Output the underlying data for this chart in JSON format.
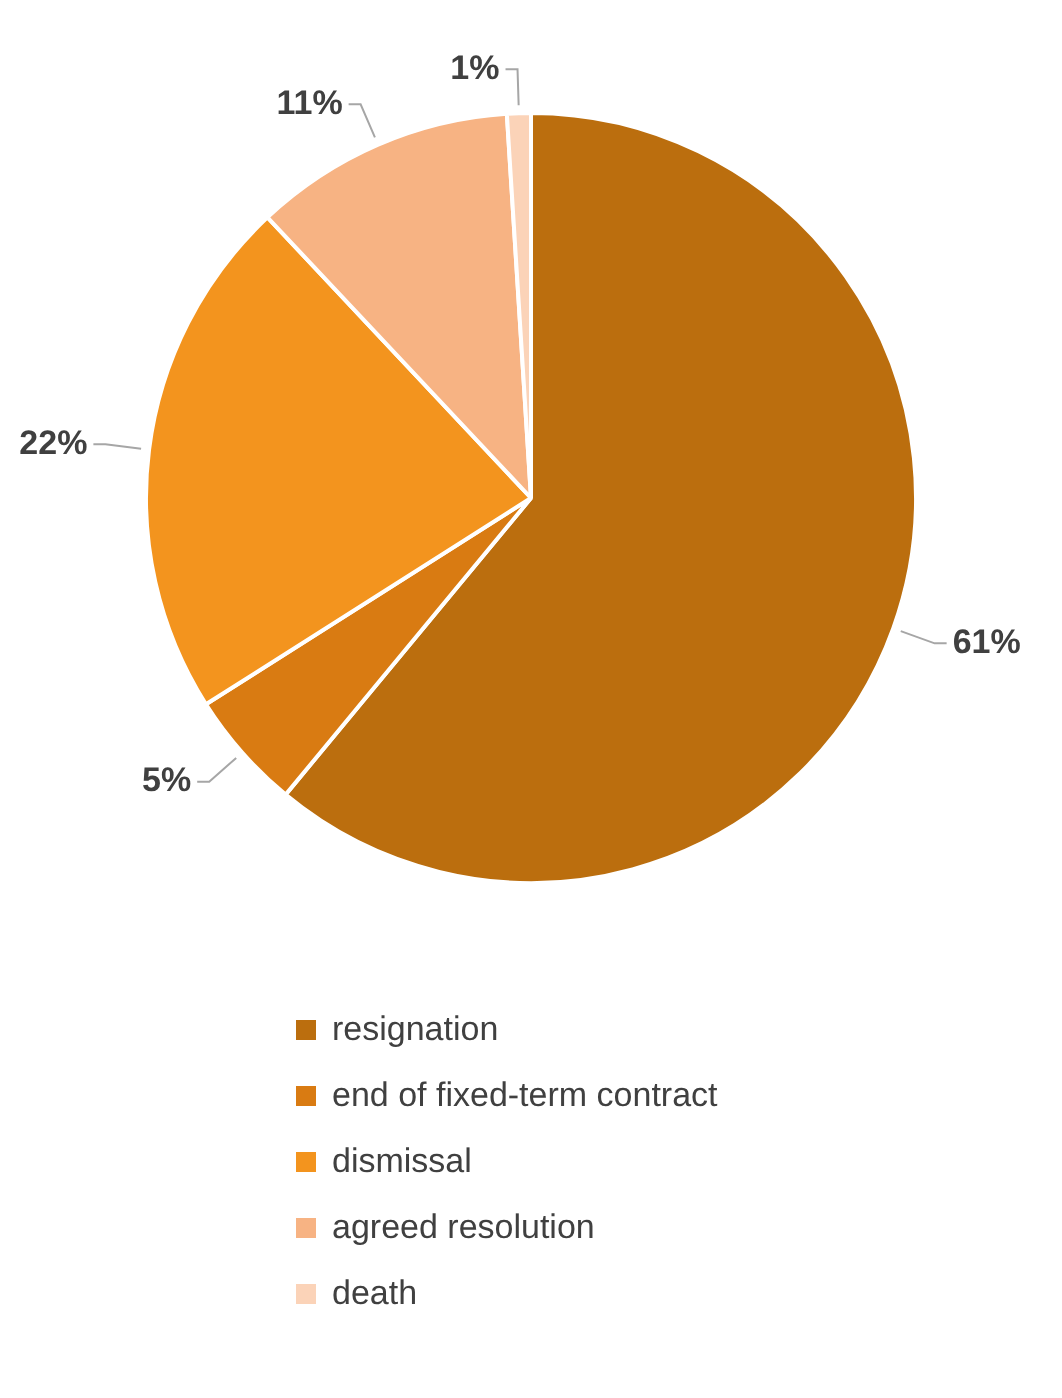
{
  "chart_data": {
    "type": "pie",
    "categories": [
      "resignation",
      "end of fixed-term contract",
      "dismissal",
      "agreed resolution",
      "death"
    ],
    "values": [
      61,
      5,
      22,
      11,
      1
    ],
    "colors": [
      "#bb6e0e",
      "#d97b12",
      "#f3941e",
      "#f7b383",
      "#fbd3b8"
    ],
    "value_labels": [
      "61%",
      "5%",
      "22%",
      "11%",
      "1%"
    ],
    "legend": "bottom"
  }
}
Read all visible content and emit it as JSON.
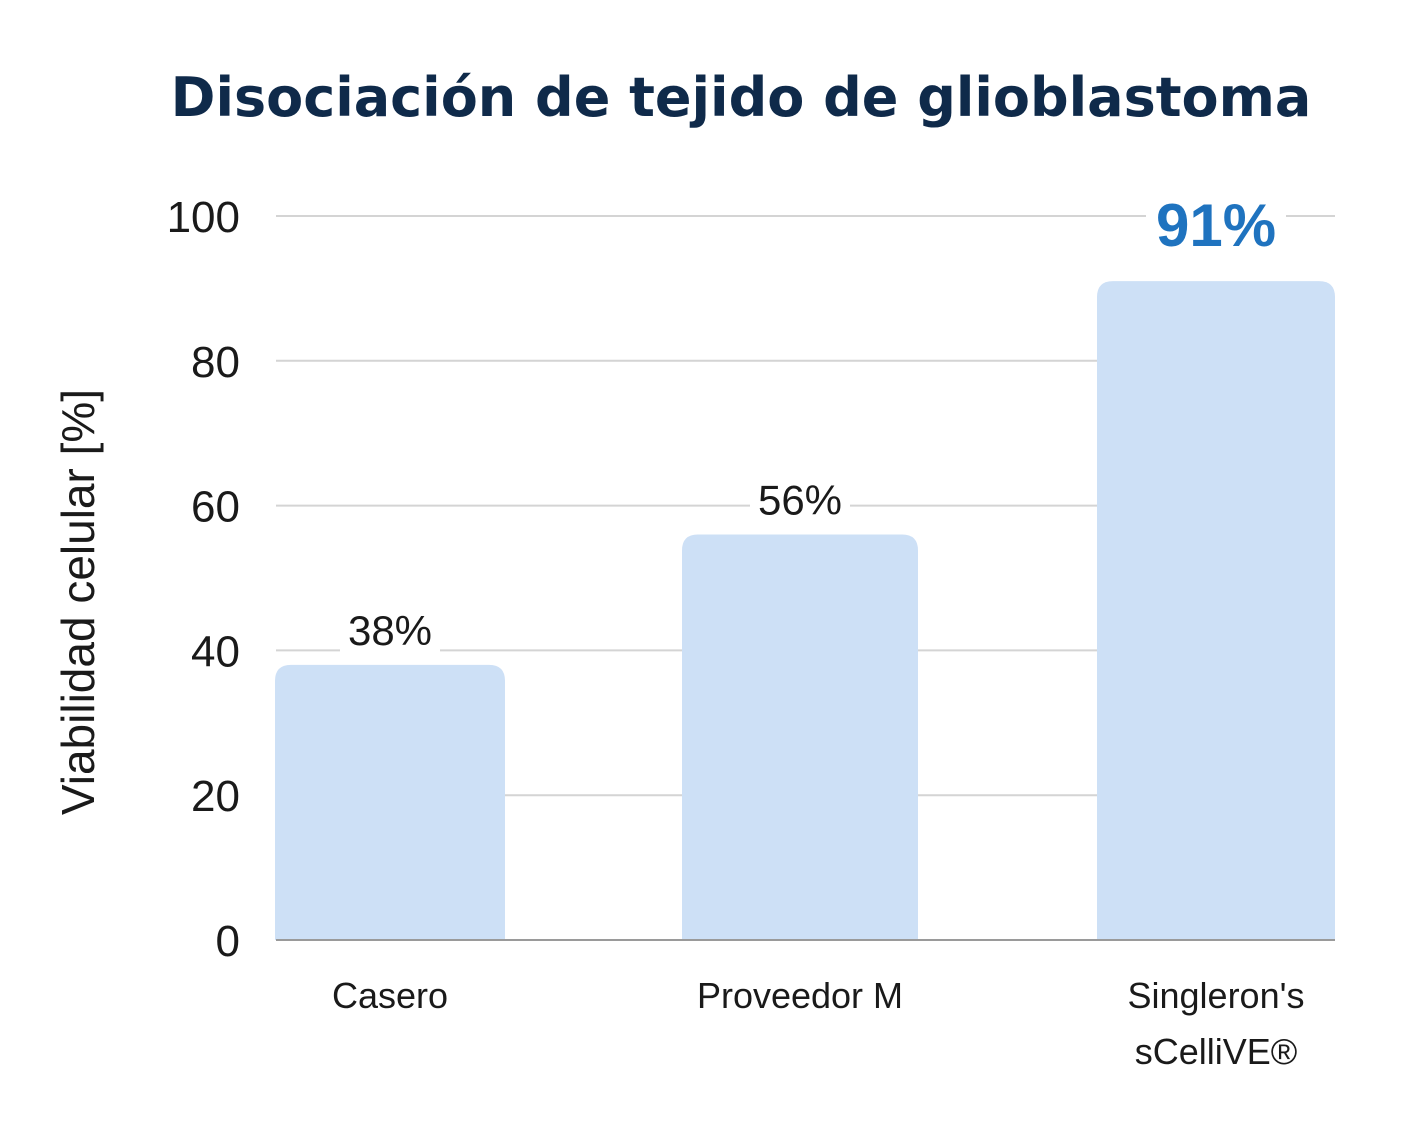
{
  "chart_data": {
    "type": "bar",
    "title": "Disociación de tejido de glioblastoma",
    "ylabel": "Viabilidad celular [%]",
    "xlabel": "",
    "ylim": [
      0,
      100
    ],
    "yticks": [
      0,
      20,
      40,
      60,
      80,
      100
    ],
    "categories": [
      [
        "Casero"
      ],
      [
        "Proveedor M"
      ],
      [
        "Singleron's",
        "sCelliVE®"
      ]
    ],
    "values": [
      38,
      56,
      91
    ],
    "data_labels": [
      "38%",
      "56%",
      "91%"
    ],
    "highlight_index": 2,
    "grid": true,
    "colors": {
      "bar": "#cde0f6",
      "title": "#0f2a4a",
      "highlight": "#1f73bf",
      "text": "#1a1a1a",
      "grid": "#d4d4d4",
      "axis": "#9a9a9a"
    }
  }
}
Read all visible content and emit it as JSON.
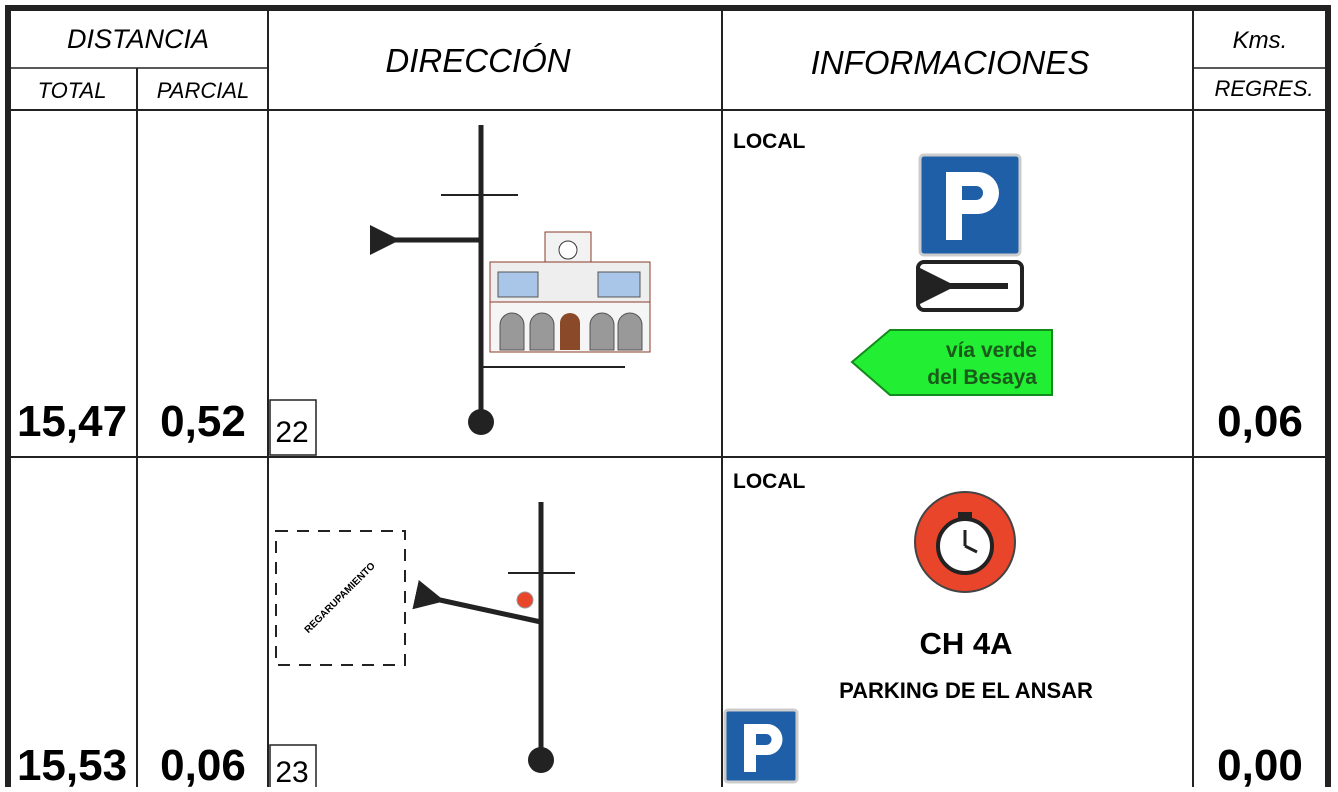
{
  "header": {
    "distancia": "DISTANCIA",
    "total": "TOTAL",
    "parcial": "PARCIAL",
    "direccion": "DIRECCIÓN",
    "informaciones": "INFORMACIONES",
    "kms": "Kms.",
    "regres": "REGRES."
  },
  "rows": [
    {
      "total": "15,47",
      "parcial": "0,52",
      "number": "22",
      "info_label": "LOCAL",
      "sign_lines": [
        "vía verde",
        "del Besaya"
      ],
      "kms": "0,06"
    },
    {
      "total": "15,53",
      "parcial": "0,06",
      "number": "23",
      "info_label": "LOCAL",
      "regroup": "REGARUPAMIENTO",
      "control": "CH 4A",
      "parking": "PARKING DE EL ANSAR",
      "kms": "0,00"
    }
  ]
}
---+---
-- What you are asked to do --
Print the records word for word and exclude any picture they hold.

-- Written answer --
Output the underlying data for this chart in JSON format.
{
  "chart_data": {
    "type": "pie",
    "categories": [
      "resignation",
      "end of fixed-term contract",
      "dismissal",
      "agreed resolution",
      "death"
    ],
    "values": [
      61,
      5,
      22,
      11,
      1
    ],
    "colors": [
      "#bb6e0e",
      "#d97b12",
      "#f3941e",
      "#f7b383",
      "#fbd3b8"
    ],
    "value_labels": [
      "61%",
      "5%",
      "22%",
      "11%",
      "1%"
    ],
    "legend": "bottom"
  }
}
Read all visible content and emit it as JSON.
{
  "chart_data": {
    "type": "bar",
    "title": "Disociación de tejido de glioblastoma",
    "ylabel": "Viabilidad celular [%]",
    "xlabel": "",
    "ylim": [
      0,
      100
    ],
    "yticks": [
      0,
      20,
      40,
      60,
      80,
      100
    ],
    "categories": [
      [
        "Casero"
      ],
      [
        "Proveedor M"
      ],
      [
        "Singleron's",
        "sCelliVE®"
      ]
    ],
    "values": [
      38,
      56,
      91
    ],
    "data_labels": [
      "38%",
      "56%",
      "91%"
    ],
    "highlight_index": 2,
    "grid": true,
    "colors": {
      "bar": "#cde0f6",
      "title": "#0f2a4a",
      "highlight": "#1f73bf",
      "text": "#1a1a1a",
      "grid": "#d4d4d4",
      "axis": "#9a9a9a"
    }
  }
}
Read all visible content and emit it as JSON.
{
  "header": {
    "distancia": "DISTANCIA",
    "total": "TOTAL",
    "parcial": "PARCIAL",
    "direccion": "DIRECCIÓN",
    "informaciones": "INFORMACIONES",
    "kms": "Kms.",
    "regres": "REGRES."
  },
  "rows": [
    {
      "total": "15,47",
      "parcial": "0,52",
      "number": "22",
      "info_label": "LOCAL",
      "sign_lines": [
        "vía verde",
        "del Besaya"
      ],
      "kms": "0,06"
    },
    {
      "total": "15,53",
      "parcial": "0,06",
      "number": "23",
      "info_label": "LOCAL",
      "regroup": "REGARUPAMIENTO",
      "control": "CH 4A",
      "parking": "PARKING DE EL ANSAR",
      "kms": "0,00"
    }
  ]
}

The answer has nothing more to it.